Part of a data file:
____________

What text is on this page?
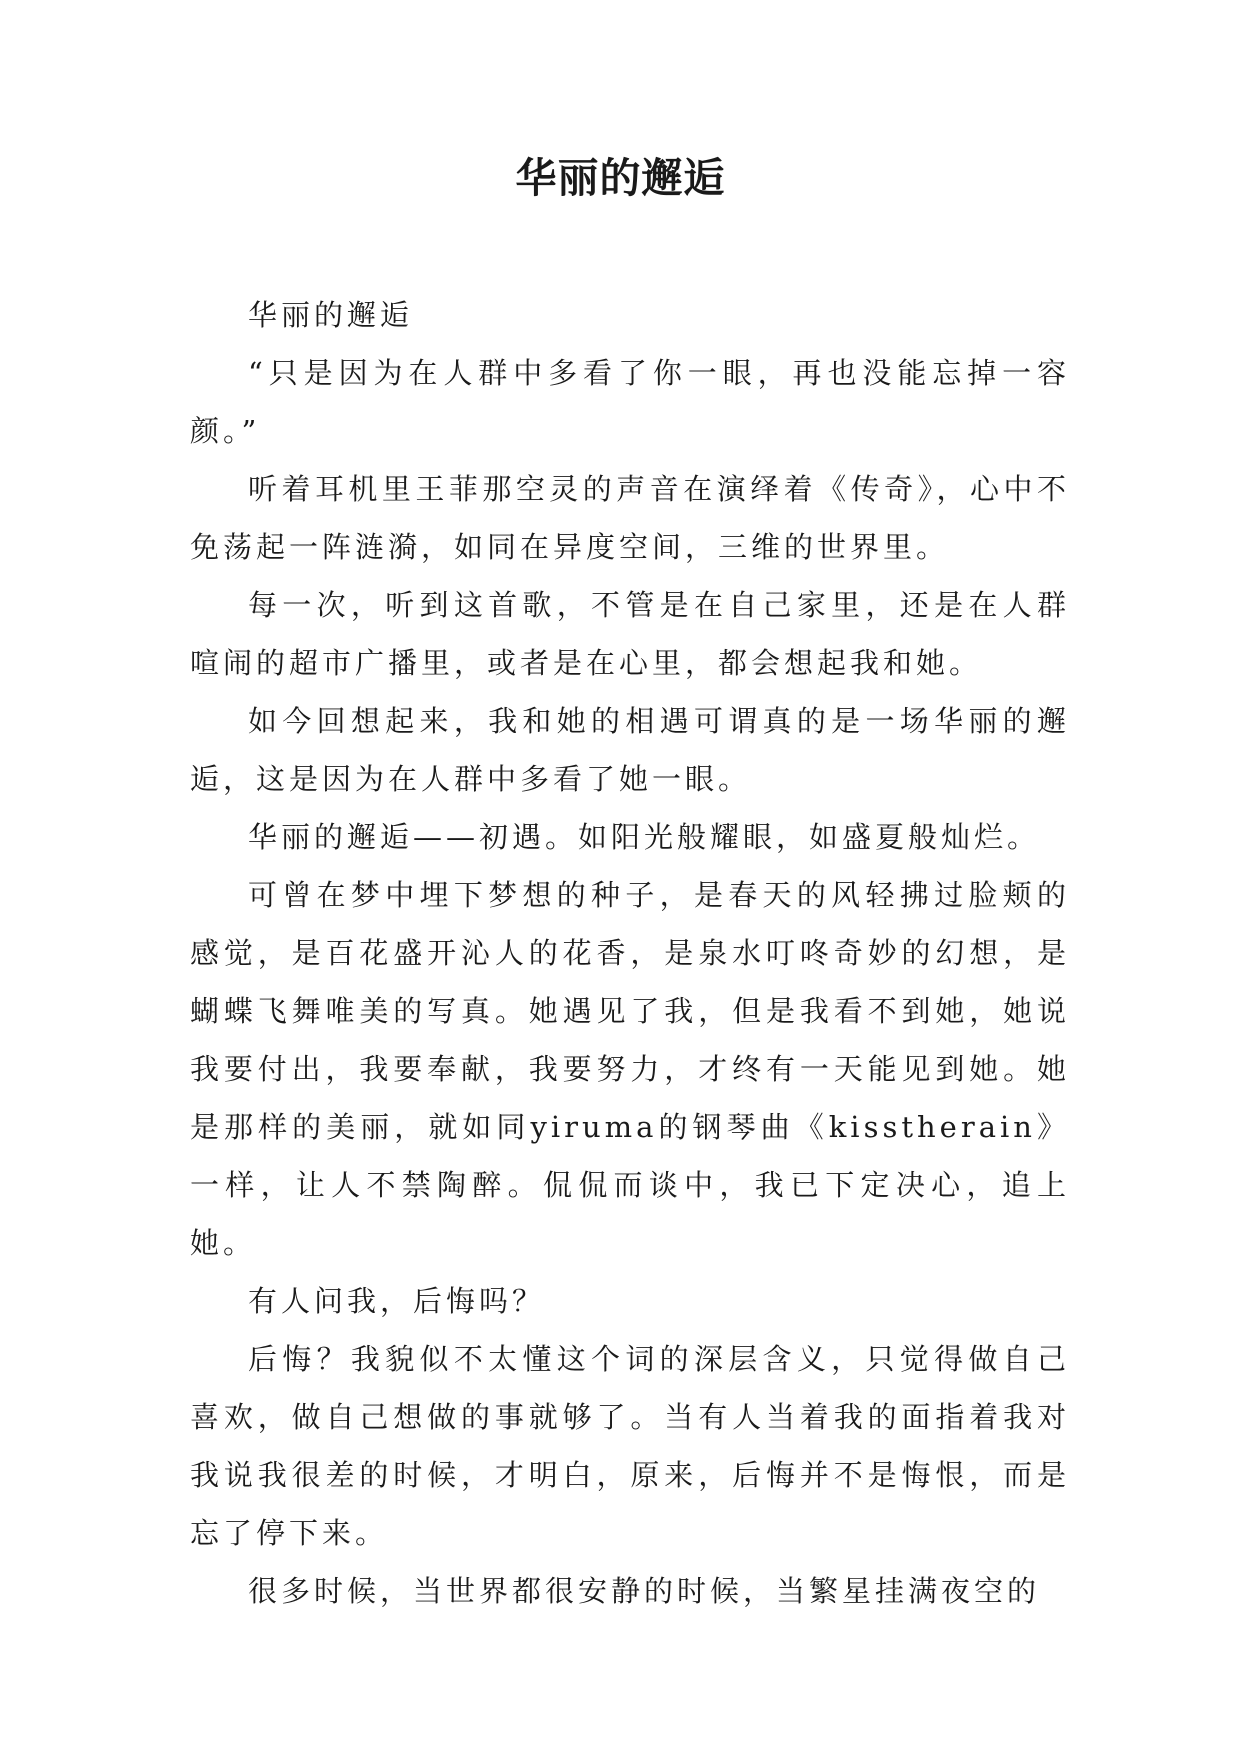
华丽的邂逅

华丽的邂逅

“只是因为在人群中多看了你一眼，再也没能忘掉一容颜。”

听着耳机里王菲那空灵的声音在演绎着《传奇》，心中不免荡起一阵涟漪，如同在异度空间，三维的世界里。

每一次，听到这首歌，不管是在自己家里，还是在人群喧闹的超市广播里，或者是在心里，都会想起我和她。

如今回想起来，我和她的相遇可谓真的是一场华丽的邂逅，这是因为在人群中多看了她一眼。

华丽的邂逅——初遇。如阳光般耀眼，如盛夏般灿烂。

可曾在梦中埋下梦想的种子，是春天的风轻拂过脸颊的感觉，是百花盛开沁人的花香，是泉水叮咚奇妙的幻想，是蝴蝶飞舞唯美的写真。她遇见了我，但是我看不到她，她说我要付出，我要奉献，我要努力，才终有一天能见到她。她是那样的美丽，就如同yiruma的钢琴曲《kisstherain》一样，让人不禁陶醉。侃侃而谈中，我已下定决心，追上她。

有人问我，后悔吗？

后悔？我貌似不太懂这个词的深层含义，只觉得做自己喜欢，做自己想做的事就够了。当有人当着我的面指着我对我说我很差的时候，才明白，原来，后悔并不是悔恨，而是忘了停下来。

很多时候，当世界都很安静的时候，当繁星挂满夜空的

____________

Copy the records above exactly, omitting every picture.

What text is on this page?
华丽的邂逅

华丽的邂逅

“只是因为在人群中多看了你一眼，再也没能忘掉一容颜。”

听着耳机里王菲那空灵的声音在演绎着《传奇》，心中不免荡起一阵涟漪，如同在异度空间，三维的世界里。

每一次，听到这首歌，不管是在自己家里，还是在人群喧闹的超市广播里，或者是在心里，都会想起我和她。

如今回想起来，我和她的相遇可谓真的是一场华丽的邂逅，这是因为在人群中多看了她一眼。

华丽的邂逅——初遇。如阳光般耀眼，如盛夏般灿烂。

可曾在梦中埋下梦想的种子，是春天的风轻拂过脸颊的感觉，是百花盛开沁人的花香，是泉水叮咚奇妙的幻想，是蝴蝶飞舞唯美的写真。她遇见了我，但是我看不到她，她说我要付出，我要奉献，我要努力，才终有一天能见到她。她是那样的美丽，就如同yiruma的钢琴曲《kisstherain》一样，让人不禁陶醉。侃侃而谈中，我已下定决心，追上她。

有人问我，后悔吗？

后悔？我貌似不太懂这个词的深层含义，只觉得做自己喜欢，做自己想做的事就够了。当有人当着我的面指着我对我说我很差的时候，才明白，原来，后悔并不是悔恨，而是忘了停下来。

很多时候，当世界都很安静的时候，当繁星挂满夜空的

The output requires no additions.